### Task objective
Write out the entire listing below exactly as it appears, minus any pictures.

### Available records
* START *

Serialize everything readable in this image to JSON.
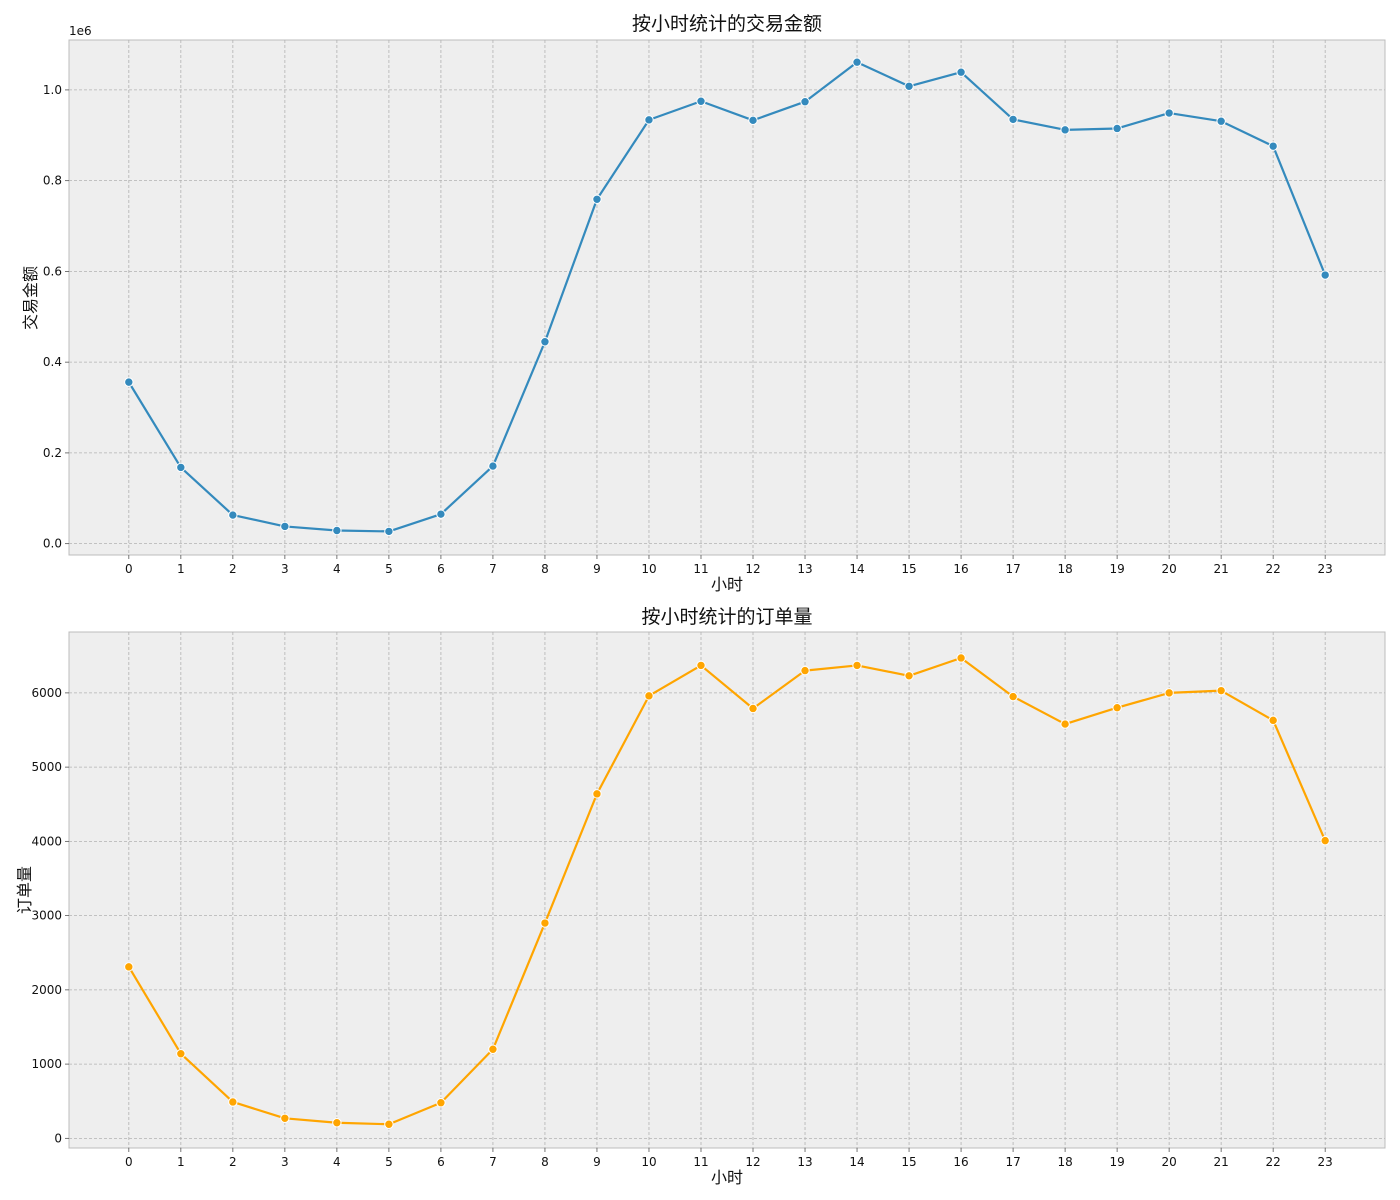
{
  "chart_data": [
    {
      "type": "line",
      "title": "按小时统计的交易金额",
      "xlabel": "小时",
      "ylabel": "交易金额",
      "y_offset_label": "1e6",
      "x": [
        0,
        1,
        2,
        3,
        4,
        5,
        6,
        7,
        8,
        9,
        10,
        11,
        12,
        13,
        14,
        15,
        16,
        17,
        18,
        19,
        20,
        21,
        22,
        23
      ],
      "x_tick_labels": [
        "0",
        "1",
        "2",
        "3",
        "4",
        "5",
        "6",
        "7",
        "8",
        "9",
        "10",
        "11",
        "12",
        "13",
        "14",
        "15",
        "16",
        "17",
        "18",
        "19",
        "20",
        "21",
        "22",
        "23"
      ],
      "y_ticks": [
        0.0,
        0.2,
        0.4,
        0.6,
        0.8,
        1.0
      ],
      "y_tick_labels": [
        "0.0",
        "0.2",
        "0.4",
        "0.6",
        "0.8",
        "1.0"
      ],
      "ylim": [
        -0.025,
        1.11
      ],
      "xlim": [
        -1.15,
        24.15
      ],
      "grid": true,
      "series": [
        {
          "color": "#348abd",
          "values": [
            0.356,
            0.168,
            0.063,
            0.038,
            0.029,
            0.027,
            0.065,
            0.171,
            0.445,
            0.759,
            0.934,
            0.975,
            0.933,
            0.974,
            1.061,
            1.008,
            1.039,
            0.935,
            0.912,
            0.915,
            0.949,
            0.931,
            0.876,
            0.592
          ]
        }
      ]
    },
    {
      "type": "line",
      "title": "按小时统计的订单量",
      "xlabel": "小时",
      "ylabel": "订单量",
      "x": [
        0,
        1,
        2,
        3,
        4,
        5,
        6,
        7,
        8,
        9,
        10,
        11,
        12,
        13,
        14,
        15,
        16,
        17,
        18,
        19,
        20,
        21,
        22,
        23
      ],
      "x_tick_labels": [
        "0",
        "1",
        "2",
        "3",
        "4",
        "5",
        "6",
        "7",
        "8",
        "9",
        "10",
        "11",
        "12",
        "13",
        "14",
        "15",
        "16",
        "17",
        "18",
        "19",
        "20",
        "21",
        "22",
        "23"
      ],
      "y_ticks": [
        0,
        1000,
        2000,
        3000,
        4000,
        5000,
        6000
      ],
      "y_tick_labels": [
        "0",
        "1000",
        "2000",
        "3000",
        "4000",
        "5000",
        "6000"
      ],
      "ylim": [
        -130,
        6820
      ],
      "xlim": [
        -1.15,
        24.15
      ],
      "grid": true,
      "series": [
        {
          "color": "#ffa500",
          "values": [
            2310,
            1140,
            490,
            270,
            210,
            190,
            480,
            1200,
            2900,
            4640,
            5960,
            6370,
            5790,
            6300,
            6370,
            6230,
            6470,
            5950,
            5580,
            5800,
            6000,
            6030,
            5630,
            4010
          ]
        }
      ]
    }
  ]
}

* END *

### Right answer
Serialize everything readable in this image to JSON.
{
  "chart_data": [
    {
      "type": "line",
      "title": "按小时统计的交易金额",
      "xlabel": "小时",
      "ylabel": "交易金额",
      "y_offset_label": "1e6",
      "x": [
        0,
        1,
        2,
        3,
        4,
        5,
        6,
        7,
        8,
        9,
        10,
        11,
        12,
        13,
        14,
        15,
        16,
        17,
        18,
        19,
        20,
        21,
        22,
        23
      ],
      "x_tick_labels": [
        "0",
        "1",
        "2",
        "3",
        "4",
        "5",
        "6",
        "7",
        "8",
        "9",
        "10",
        "11",
        "12",
        "13",
        "14",
        "15",
        "16",
        "17",
        "18",
        "19",
        "20",
        "21",
        "22",
        "23"
      ],
      "y_ticks": [
        0.0,
        0.2,
        0.4,
        0.6,
        0.8,
        1.0
      ],
      "y_tick_labels": [
        "0.0",
        "0.2",
        "0.4",
        "0.6",
        "0.8",
        "1.0"
      ],
      "ylim": [
        -0.025,
        1.11
      ],
      "xlim": [
        -1.15,
        24.15
      ],
      "grid": true,
      "series": [
        {
          "color": "#348abd",
          "values": [
            0.356,
            0.168,
            0.063,
            0.038,
            0.029,
            0.027,
            0.065,
            0.171,
            0.445,
            0.759,
            0.934,
            0.975,
            0.933,
            0.974,
            1.061,
            1.008,
            1.039,
            0.935,
            0.912,
            0.915,
            0.949,
            0.931,
            0.876,
            0.592
          ]
        }
      ]
    },
    {
      "type": "line",
      "title": "按小时统计的订单量",
      "xlabel": "小时",
      "ylabel": "订单量",
      "x": [
        0,
        1,
        2,
        3,
        4,
        5,
        6,
        7,
        8,
        9,
        10,
        11,
        12,
        13,
        14,
        15,
        16,
        17,
        18,
        19,
        20,
        21,
        22,
        23
      ],
      "x_tick_labels": [
        "0",
        "1",
        "2",
        "3",
        "4",
        "5",
        "6",
        "7",
        "8",
        "9",
        "10",
        "11",
        "12",
        "13",
        "14",
        "15",
        "16",
        "17",
        "18",
        "19",
        "20",
        "21",
        "22",
        "23"
      ],
      "y_ticks": [
        0,
        1000,
        2000,
        3000,
        4000,
        5000,
        6000
      ],
      "y_tick_labels": [
        "0",
        "1000",
        "2000",
        "3000",
        "4000",
        "5000",
        "6000"
      ],
      "ylim": [
        -130,
        6820
      ],
      "xlim": [
        -1.15,
        24.15
      ],
      "grid": true,
      "series": [
        {
          "color": "#ffa500",
          "values": [
            2310,
            1140,
            490,
            270,
            210,
            190,
            480,
            1200,
            2900,
            4640,
            5960,
            6370,
            5790,
            6300,
            6370,
            6230,
            6470,
            5950,
            5580,
            5800,
            6000,
            6030,
            5630,
            4010
          ]
        }
      ]
    }
  ]
}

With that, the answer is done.